- Record list -

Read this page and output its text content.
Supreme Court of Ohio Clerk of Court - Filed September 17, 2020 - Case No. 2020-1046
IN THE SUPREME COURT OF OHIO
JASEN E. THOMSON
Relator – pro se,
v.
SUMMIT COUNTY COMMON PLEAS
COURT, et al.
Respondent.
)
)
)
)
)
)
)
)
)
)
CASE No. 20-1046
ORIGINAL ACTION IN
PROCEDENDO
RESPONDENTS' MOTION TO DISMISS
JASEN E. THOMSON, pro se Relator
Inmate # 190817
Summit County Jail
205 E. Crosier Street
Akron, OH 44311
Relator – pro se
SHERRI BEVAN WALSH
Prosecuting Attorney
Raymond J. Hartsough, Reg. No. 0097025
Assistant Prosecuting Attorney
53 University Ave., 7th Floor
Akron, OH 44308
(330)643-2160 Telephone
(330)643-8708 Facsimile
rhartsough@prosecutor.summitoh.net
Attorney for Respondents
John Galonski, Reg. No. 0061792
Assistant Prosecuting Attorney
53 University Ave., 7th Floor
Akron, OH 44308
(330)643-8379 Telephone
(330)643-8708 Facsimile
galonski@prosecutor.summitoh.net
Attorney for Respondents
...
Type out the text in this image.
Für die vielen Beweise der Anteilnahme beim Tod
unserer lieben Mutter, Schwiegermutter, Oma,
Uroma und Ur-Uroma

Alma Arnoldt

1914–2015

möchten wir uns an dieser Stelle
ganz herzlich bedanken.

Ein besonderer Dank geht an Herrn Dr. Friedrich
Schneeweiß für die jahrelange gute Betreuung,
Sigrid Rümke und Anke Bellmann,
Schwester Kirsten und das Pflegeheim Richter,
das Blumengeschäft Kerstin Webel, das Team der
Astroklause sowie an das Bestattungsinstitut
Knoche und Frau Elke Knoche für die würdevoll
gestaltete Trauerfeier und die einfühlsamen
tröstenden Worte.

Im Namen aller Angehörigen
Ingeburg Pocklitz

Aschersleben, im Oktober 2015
* * *
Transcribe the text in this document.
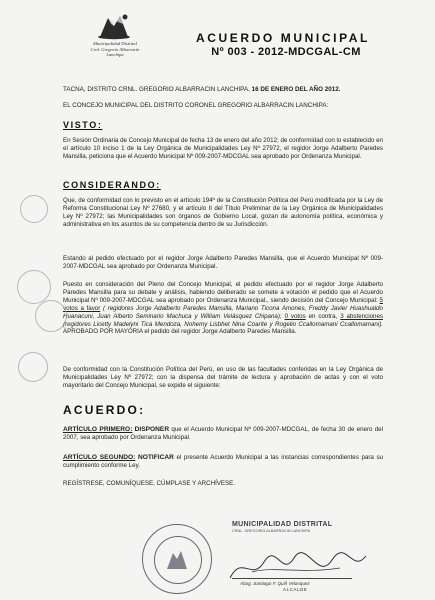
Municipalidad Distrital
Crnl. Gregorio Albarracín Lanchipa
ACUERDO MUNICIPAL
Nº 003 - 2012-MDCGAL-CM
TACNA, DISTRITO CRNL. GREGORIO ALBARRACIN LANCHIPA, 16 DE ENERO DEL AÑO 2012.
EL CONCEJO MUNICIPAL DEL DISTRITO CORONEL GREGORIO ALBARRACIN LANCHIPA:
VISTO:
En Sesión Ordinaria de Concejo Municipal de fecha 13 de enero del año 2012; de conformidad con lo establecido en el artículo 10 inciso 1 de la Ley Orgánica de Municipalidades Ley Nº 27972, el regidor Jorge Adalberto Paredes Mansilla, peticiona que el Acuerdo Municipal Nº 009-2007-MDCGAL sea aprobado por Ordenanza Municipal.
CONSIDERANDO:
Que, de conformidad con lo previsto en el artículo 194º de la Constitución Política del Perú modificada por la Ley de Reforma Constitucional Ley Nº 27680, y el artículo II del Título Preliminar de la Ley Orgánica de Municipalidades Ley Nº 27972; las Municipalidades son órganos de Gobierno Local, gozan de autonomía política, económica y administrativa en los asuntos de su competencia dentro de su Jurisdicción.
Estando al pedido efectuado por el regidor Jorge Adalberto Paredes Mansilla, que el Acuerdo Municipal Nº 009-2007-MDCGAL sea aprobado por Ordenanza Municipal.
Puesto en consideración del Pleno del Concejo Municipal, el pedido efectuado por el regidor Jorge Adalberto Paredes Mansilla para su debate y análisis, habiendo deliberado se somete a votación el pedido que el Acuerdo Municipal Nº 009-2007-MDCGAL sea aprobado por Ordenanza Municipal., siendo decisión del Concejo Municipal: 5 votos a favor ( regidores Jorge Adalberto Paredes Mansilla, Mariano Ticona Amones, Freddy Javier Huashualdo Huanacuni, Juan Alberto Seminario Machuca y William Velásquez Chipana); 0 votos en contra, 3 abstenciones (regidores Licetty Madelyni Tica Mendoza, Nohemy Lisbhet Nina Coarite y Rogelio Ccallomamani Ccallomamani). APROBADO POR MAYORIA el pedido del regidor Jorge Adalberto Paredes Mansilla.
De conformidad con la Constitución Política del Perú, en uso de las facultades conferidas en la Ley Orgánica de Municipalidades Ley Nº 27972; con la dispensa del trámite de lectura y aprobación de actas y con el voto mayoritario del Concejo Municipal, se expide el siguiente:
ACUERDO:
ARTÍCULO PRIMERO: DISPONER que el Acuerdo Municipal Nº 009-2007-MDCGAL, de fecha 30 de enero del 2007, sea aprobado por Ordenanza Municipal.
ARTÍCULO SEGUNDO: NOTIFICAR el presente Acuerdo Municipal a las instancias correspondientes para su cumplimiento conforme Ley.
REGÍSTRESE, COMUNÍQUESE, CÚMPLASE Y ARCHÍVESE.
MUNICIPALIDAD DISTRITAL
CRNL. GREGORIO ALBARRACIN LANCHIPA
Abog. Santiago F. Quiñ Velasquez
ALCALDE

- Stated problem -
Go through the records and pull out each line that includes the word "this".

- The output -
Read this page and output its text content.
Type out the text in this image.
Transcribe the text in this document.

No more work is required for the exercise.